- GIVEN EXERCISE -
Print every record below exactly as written.
>> Begin SUPPLIED DATA
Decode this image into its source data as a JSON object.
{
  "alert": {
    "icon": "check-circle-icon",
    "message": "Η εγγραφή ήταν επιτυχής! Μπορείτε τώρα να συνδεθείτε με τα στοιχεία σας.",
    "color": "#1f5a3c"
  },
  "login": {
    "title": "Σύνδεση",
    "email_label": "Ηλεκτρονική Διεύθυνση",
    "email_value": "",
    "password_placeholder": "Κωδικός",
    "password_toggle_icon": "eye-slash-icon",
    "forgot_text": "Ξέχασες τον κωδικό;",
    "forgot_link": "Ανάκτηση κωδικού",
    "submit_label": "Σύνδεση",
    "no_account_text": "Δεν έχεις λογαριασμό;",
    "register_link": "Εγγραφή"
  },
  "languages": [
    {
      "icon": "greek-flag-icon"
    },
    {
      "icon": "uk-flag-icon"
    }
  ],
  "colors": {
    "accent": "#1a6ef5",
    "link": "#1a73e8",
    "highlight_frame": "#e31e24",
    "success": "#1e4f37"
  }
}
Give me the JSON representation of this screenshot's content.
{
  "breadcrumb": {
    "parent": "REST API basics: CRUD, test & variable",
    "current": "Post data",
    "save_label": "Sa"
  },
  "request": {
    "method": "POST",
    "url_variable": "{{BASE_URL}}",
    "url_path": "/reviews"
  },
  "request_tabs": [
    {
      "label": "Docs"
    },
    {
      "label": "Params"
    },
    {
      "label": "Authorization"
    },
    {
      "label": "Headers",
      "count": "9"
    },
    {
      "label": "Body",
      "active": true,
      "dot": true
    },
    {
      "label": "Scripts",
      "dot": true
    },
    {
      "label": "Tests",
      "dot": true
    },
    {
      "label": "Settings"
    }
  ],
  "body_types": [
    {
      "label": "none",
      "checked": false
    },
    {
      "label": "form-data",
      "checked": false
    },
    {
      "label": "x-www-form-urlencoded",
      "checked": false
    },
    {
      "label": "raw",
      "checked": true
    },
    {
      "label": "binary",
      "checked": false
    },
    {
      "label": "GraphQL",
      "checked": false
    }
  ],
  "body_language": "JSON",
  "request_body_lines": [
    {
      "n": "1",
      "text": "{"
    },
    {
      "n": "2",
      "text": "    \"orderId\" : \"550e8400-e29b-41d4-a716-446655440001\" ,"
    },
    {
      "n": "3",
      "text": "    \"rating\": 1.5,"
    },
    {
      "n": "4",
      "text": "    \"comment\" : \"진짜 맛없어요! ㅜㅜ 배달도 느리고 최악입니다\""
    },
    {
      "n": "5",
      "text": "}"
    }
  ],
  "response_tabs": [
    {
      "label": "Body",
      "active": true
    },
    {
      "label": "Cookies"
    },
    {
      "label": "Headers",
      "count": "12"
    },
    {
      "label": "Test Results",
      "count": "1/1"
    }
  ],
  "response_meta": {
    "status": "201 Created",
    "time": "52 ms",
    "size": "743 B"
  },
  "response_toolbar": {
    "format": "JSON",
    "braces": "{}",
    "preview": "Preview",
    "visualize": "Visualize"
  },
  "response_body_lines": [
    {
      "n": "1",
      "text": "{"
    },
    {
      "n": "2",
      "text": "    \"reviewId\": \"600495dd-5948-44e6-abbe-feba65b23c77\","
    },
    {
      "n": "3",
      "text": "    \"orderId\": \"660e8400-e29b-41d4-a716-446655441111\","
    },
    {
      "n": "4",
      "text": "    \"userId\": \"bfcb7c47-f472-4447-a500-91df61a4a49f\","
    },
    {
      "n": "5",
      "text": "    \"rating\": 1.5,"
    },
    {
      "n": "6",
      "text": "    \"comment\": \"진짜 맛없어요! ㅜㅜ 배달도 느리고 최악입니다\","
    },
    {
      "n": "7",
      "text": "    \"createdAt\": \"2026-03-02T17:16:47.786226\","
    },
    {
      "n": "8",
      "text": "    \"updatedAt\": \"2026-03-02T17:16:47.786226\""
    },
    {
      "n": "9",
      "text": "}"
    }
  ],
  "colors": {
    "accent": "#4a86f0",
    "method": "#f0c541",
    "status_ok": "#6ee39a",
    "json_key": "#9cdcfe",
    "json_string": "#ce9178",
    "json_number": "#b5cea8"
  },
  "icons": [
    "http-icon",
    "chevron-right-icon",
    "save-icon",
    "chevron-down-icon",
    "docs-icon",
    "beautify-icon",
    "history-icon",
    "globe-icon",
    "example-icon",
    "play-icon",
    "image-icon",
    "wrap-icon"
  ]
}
>> End SUPPLIED DATA
- TASK OUTPUT -
Decode this image into its source data as a JSON object.
{
  "alert": {
    "icon": "check-circle-icon",
    "message": "Η εγγραφή ήταν επιτυχής! Μπορείτε τώρα να συνδεθείτε με τα στοιχεία σας.",
    "color": "#1f5a3c"
  },
  "login": {
    "title": "Σύνδεση",
    "email_label": "Ηλεκτρονική Διεύθυνση",
    "email_value": "",
    "password_placeholder": "Κωδικός",
    "password_toggle_icon": "eye-slash-icon",
    "forgot_text": "Ξέχασες τον κωδικό;",
    "forgot_link": "Ανάκτηση κωδικού",
    "submit_label": "Σύνδεση",
    "no_account_text": "Δεν έχεις λογαριασμό;",
    "register_link": "Εγγραφή"
  },
  "languages": [
    {
      "icon": "greek-flag-icon"
    },
    {
      "icon": "uk-flag-icon"
    }
  ],
  "colors": {
    "accent": "#1a6ef5",
    "link": "#1a73e8",
    "highlight_frame": "#e31e24",
    "success": "#1e4f37"
  }
}
Give me the JSON representation of this screenshot's content.
{
  "breadcrumb": {
    "parent": "REST API basics: CRUD, test & variable",
    "current": "Post data",
    "save_label": "Sa"
  },
  "request": {
    "method": "POST",
    "url_variable": "{{BASE_URL}}",
    "url_path": "/reviews"
  },
  "request_tabs": [
    {
      "label": "Docs"
    },
    {
      "label": "Params"
    },
    {
      "label": "Authorization"
    },
    {
      "label": "Headers",
      "count": "9"
    },
    {
      "label": "Body",
      "active": true,
      "dot": true
    },
    {
      "label": "Scripts",
      "dot": true
    },
    {
      "label": "Tests",
      "dot": true
    },
    {
      "label": "Settings"
    }
  ],
  "body_types": [
    {
      "label": "none",
      "checked": false
    },
    {
      "label": "form-data",
      "checked": false
    },
    {
      "label": "x-www-form-urlencoded",
      "checked": false
    },
    {
      "label": "raw",
      "checked": true
    },
    {
      "label": "binary",
      "checked": false
    },
    {
      "label": "GraphQL",
      "checked": false
    }
  ],
  "body_language": "JSON",
  "request_body_lines": [
    {
      "n": "1",
      "text": "{"
    },
    {
      "n": "2",
      "text": "    \"orderId\" : \"550e8400-e29b-41d4-a716-446655440001\" ,"
    },
    {
      "n": "3",
      "text": "    \"rating\": 1.5,"
    },
    {
      "n": "4",
      "text": "    \"comment\" : \"진짜 맛없어요! ㅜㅜ 배달도 느리고 최악입니다\""
    },
    {
      "n": "5",
      "text": "}"
    }
  ],
  "response_tabs": [
    {
      "label": "Body",
      "active": true
    },
    {
      "label": "Cookies"
    },
    {
      "label": "Headers",
      "count": "12"
    },
    {
      "label": "Test Results",
      "count": "1/1"
    }
  ],
  "response_meta": {
    "status": "201 Created",
    "time": "52 ms",
    "size": "743 B"
  },
  "response_toolbar": {
    "format": "JSON",
    "braces": "{}",
    "preview": "Preview",
    "visualize": "Visualize"
  },
  "response_body_lines": [
    {
      "n": "1",
      "text": "{"
    },
    {
      "n": "2",
      "text": "    \"reviewId\": \"600495dd-5948-44e6-abbe-feba65b23c77\","
    },
    {
      "n": "3",
      "text": "    \"orderId\": \"660e8400-e29b-41d4-a716-446655441111\","
    },
    {
      "n": "4",
      "text": "    \"userId\": \"bfcb7c47-f472-4447-a500-91df61a4a49f\","
    },
    {
      "n": "5",
      "text": "    \"rating\": 1.5,"
    },
    {
      "n": "6",
      "text": "    \"comment\": \"진짜 맛없어요! ㅜㅜ 배달도 느리고 최악입니다\","
    },
    {
      "n": "7",
      "text": "    \"createdAt\": \"2026-03-02T17:16:47.786226\","
    },
    {
      "n": "8",
      "text": "    \"updatedAt\": \"2026-03-02T17:16:47.786226\""
    },
    {
      "n": "9",
      "text": "}"
    }
  ],
  "colors": {
    "accent": "#4a86f0",
    "method": "#f0c541",
    "status_ok": "#6ee39a",
    "json_key": "#9cdcfe",
    "json_string": "#ce9178",
    "json_number": "#b5cea8"
  },
  "icons": [
    "http-icon",
    "chevron-right-icon",
    "save-icon",
    "chevron-down-icon",
    "docs-icon",
    "beautify-icon",
    "history-icon",
    "globe-icon",
    "example-icon",
    "play-icon",
    "image-icon",
    "wrap-icon"
  ]
}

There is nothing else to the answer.